◆ Requirements
Can you rewrite the records below with every "rule" renamed to "divider", leaving everything else untouched?

Start Records provided

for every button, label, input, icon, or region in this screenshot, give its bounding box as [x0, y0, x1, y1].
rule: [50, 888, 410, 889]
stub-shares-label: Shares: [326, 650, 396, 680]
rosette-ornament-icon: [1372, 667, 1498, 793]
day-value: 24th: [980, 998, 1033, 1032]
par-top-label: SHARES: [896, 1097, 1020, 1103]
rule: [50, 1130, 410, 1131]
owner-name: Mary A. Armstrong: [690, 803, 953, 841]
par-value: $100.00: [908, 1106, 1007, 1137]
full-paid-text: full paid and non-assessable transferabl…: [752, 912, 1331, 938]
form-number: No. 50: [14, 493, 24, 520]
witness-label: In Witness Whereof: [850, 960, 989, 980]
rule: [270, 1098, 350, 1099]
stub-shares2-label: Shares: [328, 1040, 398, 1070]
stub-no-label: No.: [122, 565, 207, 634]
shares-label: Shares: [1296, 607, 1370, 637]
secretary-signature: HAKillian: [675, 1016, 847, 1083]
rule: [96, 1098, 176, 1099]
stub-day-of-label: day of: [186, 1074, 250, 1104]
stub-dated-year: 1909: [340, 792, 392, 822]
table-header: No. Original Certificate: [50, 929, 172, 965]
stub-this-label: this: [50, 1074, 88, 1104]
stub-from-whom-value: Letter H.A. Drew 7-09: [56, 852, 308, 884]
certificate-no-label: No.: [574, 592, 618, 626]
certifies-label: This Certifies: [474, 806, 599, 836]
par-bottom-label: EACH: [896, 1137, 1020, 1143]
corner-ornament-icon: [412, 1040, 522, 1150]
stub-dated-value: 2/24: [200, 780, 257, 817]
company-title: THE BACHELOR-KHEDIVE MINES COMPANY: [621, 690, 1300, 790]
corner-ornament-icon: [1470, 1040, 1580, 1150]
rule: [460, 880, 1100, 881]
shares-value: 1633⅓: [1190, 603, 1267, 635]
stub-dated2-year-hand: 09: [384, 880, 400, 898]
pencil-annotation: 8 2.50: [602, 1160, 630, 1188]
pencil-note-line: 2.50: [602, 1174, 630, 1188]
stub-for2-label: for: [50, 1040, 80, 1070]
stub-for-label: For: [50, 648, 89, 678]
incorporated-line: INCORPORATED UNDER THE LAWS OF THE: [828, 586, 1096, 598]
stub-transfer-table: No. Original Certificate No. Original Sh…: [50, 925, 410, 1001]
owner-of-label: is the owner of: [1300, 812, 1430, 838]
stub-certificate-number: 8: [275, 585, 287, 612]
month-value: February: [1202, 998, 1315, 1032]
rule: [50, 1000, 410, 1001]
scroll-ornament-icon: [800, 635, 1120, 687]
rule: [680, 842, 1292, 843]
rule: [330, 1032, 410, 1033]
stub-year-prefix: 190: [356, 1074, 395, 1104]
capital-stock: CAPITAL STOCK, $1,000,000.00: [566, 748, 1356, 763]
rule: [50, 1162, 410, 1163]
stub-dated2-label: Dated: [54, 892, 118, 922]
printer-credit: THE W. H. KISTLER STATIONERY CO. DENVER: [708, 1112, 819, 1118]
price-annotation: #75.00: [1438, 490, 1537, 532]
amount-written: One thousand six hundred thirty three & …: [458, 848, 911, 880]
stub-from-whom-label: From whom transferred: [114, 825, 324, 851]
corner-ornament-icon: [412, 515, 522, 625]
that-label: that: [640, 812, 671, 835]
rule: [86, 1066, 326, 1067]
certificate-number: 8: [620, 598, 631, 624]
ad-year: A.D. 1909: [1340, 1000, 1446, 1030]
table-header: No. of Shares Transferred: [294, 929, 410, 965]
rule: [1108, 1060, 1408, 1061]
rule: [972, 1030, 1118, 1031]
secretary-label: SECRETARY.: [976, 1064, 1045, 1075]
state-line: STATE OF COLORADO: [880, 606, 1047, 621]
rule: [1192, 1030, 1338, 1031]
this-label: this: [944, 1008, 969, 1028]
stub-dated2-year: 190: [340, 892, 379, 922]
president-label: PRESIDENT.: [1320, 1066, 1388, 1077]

End Records provided

◆ Exercise solution
for every button, label, input, icon, or region in this screenshot, give its bounding box as [x0, y0, x1, y1].
divider: [50, 888, 410, 889]
stub-shares-label: Shares: [326, 650, 396, 680]
rosette-ornament-icon: [1372, 667, 1498, 793]
day-value: 24th: [980, 998, 1033, 1032]
par-top-label: SHARES: [896, 1097, 1020, 1103]
divider: [50, 1130, 410, 1131]
owner-name: Mary A. Armstrong: [690, 803, 953, 841]
par-value: $100.00: [908, 1106, 1007, 1137]
full-paid-text: full paid and non-assessable transferabl…: [752, 912, 1331, 938]
form-number: No. 50: [14, 493, 24, 520]
witness-label: In Witness Whereof: [850, 960, 989, 980]
divider: [270, 1098, 350, 1099]
stub-shares2-label: Shares: [328, 1040, 398, 1070]
stub-no-label: No.: [122, 565, 207, 634]
shares-label: Shares: [1296, 607, 1370, 637]
secretary-signature: HAKillian: [675, 1016, 847, 1083]
divider: [96, 1098, 176, 1099]
stub-day-of-label: day of: [186, 1074, 250, 1104]
stub-dated-year: 1909: [340, 792, 392, 822]
table-header: No. Original Certificate: [50, 929, 172, 965]
stub-this-label: this: [50, 1074, 88, 1104]
stub-from-whom-value: Letter H.A. Drew 7-09: [56, 852, 308, 884]
certificate-no-label: No.: [574, 592, 618, 626]
certifies-label: This Certifies: [474, 806, 599, 836]
par-bottom-label: EACH: [896, 1137, 1020, 1143]
corner-ornament-icon: [412, 1040, 522, 1150]
stub-dated-value: 2/24: [200, 780, 257, 817]
company-title: THE BACHELOR-KHEDIVE MINES COMPANY: [621, 690, 1300, 790]
corner-ornament-icon: [1470, 1040, 1580, 1150]
divider: [460, 880, 1100, 881]
shares-value: 1633⅓: [1190, 603, 1267, 635]
stub-dated2-year-hand: 09: [384, 880, 400, 898]
pencil-annotation: 8 2.50: [602, 1160, 630, 1188]
pencil-note-line: 2.50: [602, 1174, 630, 1188]
stub-for2-label: for: [50, 1040, 80, 1070]
stub-for-label: For: [50, 648, 89, 678]
incorporated-line: INCORPORATED UNDER THE LAWS OF THE: [828, 586, 1096, 598]
stub-transfer-table: No. Original Certificate No. Original Sh…: [50, 925, 410, 1001]
owner-of-label: is the owner of: [1300, 812, 1430, 838]
stub-certificate-number: 8: [275, 585, 287, 612]
month-value: February: [1202, 998, 1315, 1032]
divider: [50, 1000, 410, 1001]
scroll-ornament-icon: [800, 635, 1120, 687]
divider: [680, 842, 1292, 843]
divider: [330, 1032, 410, 1033]
stub-year-prefix: 190: [356, 1074, 395, 1104]
capital-stock: CAPITAL STOCK, $1,000,000.00: [566, 748, 1356, 763]
divider: [50, 1162, 410, 1163]
stub-dated2-label: Dated: [54, 892, 118, 922]
printer-credit: THE W. H. KISTLER STATIONERY CO. DENVER: [708, 1112, 819, 1118]
price-annotation: #75.00: [1438, 490, 1537, 532]
amount-written: One thousand six hundred thirty three & …: [458, 848, 911, 880]
stub-from-whom-label: From whom transferred: [114, 825, 324, 851]
corner-ornament-icon: [412, 515, 522, 625]
that-label: that: [640, 812, 671, 835]
divider: [86, 1066, 326, 1067]
certificate-number: 8: [620, 598, 631, 624]
ad-year: A.D. 1909: [1340, 1000, 1446, 1030]
table-header: No. of Shares Transferred: [294, 929, 410, 965]
divider: [1108, 1060, 1408, 1061]
divider: [972, 1030, 1118, 1031]
secretary-label: SECRETARY.: [976, 1064, 1045, 1075]
state-line: STATE OF COLORADO: [880, 606, 1047, 621]
divider: [1192, 1030, 1338, 1031]
this-label: this: [944, 1008, 969, 1028]
stub-dated2-year: 190: [340, 892, 379, 922]
president-label: PRESIDENT.: [1320, 1066, 1388, 1077]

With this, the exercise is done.